## SET PROBLEM:
In the records below, pick out all lines containing the word "Peter".

-- START INPUT FOR THIS TASK --

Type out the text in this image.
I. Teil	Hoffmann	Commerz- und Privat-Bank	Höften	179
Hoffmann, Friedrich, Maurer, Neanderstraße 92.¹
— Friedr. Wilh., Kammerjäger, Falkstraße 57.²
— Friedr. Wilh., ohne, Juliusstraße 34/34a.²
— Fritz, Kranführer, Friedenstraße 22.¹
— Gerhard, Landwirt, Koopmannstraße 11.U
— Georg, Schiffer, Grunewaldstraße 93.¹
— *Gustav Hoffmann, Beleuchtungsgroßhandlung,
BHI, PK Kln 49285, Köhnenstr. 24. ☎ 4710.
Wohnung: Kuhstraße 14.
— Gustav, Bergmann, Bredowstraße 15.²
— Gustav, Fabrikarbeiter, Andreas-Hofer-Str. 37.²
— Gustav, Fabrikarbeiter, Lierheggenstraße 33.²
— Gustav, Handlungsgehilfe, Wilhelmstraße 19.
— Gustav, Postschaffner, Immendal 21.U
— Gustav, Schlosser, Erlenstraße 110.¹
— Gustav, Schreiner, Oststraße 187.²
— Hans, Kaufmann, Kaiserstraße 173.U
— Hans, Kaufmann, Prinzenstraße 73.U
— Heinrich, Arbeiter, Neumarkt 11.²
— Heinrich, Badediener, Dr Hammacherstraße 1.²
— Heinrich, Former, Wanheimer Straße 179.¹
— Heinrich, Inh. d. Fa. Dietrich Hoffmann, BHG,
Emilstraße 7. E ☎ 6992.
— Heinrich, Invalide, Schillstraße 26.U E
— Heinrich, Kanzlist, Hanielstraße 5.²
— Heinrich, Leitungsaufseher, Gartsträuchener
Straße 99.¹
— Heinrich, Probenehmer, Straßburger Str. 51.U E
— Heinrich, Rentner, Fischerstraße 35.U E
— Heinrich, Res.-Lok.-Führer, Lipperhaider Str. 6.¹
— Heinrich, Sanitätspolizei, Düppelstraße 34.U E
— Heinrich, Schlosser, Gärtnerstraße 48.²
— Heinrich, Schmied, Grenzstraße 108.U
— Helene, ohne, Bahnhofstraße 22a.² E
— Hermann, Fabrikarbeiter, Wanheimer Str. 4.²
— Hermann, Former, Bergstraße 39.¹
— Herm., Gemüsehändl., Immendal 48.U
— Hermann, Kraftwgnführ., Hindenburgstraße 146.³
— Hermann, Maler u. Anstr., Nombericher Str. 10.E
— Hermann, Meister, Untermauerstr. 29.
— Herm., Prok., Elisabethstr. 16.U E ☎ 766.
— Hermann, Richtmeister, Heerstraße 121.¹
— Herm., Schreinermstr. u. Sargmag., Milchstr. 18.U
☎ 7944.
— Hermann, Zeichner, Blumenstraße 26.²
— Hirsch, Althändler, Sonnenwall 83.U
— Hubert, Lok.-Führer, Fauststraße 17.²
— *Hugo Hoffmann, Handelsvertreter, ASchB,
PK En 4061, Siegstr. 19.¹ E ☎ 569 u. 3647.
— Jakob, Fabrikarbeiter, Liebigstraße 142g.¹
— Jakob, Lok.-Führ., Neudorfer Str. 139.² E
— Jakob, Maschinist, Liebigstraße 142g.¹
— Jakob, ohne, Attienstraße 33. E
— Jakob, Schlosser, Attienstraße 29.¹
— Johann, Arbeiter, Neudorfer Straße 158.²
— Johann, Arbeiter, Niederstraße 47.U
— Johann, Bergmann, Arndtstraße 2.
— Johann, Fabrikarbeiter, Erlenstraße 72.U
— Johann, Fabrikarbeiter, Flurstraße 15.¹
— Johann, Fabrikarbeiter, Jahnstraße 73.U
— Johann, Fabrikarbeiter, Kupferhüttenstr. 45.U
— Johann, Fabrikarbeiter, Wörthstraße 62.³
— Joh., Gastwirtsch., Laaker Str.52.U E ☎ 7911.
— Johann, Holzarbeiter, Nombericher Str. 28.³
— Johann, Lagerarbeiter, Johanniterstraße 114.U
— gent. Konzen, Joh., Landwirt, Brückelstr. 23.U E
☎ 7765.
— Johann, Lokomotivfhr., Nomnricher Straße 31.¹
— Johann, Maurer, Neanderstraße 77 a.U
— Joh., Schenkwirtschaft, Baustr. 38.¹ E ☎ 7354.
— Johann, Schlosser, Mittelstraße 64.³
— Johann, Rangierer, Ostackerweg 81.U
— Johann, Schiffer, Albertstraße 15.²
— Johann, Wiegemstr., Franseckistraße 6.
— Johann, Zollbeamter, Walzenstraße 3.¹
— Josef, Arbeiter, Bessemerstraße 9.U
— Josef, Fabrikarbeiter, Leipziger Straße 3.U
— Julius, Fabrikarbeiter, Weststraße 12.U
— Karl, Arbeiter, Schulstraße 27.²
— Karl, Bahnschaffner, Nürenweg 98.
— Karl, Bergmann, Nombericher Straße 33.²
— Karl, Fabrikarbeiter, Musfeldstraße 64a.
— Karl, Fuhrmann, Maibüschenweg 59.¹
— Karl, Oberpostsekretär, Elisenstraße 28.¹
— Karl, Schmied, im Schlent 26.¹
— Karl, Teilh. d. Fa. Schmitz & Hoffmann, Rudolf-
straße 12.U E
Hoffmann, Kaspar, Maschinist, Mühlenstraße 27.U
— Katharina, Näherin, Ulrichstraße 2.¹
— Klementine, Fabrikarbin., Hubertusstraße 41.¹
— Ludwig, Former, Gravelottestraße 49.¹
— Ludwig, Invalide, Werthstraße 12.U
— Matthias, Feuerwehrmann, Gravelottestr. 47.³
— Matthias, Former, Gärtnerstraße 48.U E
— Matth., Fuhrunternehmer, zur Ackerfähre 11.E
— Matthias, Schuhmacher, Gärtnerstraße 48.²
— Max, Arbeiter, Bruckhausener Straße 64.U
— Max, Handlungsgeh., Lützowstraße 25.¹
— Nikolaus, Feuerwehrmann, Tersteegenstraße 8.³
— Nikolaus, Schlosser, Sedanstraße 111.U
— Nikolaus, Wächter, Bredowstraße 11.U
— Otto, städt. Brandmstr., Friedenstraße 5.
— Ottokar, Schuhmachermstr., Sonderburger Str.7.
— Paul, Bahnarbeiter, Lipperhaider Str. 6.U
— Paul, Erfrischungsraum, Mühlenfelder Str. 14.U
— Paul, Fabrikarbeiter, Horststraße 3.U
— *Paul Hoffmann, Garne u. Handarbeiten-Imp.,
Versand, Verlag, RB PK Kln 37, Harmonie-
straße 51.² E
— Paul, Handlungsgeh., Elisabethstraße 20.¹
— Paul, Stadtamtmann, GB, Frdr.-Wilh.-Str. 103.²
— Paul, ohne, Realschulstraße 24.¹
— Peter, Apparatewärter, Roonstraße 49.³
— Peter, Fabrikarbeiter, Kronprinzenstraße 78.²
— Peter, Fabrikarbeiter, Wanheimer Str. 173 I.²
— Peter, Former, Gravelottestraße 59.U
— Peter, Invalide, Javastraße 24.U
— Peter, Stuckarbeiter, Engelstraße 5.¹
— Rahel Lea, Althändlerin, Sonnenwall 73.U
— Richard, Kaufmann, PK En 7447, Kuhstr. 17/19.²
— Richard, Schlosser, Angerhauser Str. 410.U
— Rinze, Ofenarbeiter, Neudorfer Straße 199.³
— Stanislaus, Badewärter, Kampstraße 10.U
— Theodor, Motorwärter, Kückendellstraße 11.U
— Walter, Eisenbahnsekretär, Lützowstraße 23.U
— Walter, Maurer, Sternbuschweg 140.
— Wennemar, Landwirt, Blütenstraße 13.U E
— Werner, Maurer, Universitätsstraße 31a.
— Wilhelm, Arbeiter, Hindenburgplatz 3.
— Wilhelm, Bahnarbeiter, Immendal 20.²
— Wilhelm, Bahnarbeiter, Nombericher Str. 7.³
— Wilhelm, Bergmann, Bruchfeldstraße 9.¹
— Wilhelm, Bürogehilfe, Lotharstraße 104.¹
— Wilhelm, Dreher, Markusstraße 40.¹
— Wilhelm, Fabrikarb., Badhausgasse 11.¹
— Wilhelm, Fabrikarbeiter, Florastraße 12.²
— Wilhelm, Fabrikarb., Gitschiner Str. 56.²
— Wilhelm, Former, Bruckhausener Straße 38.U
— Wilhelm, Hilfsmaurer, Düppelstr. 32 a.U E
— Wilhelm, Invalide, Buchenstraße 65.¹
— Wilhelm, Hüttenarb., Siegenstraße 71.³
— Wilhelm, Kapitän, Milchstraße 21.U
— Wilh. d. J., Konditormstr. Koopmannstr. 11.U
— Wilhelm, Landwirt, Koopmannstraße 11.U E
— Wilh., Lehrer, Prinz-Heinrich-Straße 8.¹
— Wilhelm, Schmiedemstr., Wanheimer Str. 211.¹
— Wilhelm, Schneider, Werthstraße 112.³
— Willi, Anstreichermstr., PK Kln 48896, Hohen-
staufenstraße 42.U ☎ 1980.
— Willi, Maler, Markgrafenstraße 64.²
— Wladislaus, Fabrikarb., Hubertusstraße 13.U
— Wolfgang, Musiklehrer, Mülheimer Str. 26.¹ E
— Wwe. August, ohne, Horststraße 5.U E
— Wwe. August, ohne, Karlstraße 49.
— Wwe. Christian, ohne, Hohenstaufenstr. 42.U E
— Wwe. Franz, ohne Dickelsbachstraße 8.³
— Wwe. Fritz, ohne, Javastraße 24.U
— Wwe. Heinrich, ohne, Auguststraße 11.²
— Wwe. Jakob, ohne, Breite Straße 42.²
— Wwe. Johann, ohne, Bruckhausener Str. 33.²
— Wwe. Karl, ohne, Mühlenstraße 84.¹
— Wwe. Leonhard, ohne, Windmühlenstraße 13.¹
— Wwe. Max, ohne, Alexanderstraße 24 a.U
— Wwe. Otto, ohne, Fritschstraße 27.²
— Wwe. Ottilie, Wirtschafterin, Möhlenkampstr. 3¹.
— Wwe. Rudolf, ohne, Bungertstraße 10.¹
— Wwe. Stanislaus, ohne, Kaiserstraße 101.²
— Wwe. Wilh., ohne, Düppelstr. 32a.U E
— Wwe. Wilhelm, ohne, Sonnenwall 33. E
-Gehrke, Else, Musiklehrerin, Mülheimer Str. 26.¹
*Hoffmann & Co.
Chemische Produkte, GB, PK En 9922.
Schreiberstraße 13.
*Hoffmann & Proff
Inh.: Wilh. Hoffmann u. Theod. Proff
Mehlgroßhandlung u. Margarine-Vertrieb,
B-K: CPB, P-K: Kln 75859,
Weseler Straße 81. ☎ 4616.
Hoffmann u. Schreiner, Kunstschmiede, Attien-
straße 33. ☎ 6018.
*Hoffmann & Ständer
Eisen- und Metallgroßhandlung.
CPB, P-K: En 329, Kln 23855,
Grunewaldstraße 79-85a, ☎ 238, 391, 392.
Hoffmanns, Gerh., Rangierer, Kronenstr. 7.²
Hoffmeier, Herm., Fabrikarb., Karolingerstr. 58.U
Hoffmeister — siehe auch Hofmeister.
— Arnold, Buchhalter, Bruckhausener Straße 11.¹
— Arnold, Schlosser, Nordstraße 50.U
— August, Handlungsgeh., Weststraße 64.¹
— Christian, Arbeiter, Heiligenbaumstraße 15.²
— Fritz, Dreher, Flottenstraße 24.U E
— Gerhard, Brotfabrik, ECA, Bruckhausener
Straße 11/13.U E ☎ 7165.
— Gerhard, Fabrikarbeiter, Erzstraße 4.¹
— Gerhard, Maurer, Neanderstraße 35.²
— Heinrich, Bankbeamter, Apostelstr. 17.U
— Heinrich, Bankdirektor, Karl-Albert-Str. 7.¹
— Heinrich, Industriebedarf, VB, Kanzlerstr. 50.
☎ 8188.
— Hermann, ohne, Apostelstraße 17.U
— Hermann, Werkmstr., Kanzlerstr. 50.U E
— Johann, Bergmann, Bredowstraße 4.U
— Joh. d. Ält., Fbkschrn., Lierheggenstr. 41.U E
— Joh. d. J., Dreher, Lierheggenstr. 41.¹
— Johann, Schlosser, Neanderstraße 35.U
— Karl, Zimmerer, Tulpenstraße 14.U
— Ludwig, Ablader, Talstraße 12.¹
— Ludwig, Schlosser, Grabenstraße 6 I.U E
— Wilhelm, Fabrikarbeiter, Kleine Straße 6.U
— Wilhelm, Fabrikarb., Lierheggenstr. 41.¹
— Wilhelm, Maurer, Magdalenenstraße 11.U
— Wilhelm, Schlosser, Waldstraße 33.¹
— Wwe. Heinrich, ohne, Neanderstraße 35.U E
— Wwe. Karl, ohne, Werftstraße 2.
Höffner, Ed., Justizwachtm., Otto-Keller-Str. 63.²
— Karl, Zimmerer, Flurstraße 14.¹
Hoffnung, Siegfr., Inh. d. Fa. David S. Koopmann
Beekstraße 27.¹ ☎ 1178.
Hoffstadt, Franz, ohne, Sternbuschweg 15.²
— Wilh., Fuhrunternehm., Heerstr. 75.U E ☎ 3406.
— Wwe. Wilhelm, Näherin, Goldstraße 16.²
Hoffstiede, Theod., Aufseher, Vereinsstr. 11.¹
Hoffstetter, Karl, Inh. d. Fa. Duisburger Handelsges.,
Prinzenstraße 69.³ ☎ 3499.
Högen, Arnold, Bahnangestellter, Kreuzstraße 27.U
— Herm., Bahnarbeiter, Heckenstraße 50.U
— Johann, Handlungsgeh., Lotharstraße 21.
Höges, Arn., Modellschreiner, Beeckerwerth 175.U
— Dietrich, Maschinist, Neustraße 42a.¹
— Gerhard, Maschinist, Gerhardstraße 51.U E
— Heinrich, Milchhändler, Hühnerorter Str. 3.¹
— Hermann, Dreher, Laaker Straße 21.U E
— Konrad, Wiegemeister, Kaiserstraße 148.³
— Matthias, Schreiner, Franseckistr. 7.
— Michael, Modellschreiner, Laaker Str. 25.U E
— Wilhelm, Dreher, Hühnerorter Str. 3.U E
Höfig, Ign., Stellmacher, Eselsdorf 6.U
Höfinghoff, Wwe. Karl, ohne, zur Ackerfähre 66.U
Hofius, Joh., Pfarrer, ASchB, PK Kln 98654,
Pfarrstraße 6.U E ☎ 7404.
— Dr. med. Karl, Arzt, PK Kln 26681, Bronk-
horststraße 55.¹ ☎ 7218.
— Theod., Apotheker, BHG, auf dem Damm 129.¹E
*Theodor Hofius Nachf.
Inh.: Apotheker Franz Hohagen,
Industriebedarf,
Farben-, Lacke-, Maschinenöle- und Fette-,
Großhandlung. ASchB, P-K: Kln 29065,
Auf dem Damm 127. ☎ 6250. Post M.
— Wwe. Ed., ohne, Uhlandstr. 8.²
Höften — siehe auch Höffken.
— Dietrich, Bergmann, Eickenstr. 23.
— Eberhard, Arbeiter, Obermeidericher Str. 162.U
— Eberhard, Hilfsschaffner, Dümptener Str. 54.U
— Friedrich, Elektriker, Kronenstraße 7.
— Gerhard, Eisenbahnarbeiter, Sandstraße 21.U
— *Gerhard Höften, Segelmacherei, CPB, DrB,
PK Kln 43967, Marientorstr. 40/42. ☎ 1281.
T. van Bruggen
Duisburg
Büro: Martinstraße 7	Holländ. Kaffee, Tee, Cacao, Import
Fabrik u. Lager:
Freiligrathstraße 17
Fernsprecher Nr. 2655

-- END INPUT FOR THIS TASK --

## RESULT FOR THIS TASK:
— Peter, Apparatewärter, Roonstraße 49.³
— Peter, Fabrikarbeiter, Kronprinzenstraße 78.²
— Peter, Fabrikarbeiter, Wanheimer Str. 173 I.²
— Peter, Former, Gravelottestraße 59.U
— Peter, Invalide, Javastraße 24.U
— Peter, Stuckarbeiter, Engelstraße 5.¹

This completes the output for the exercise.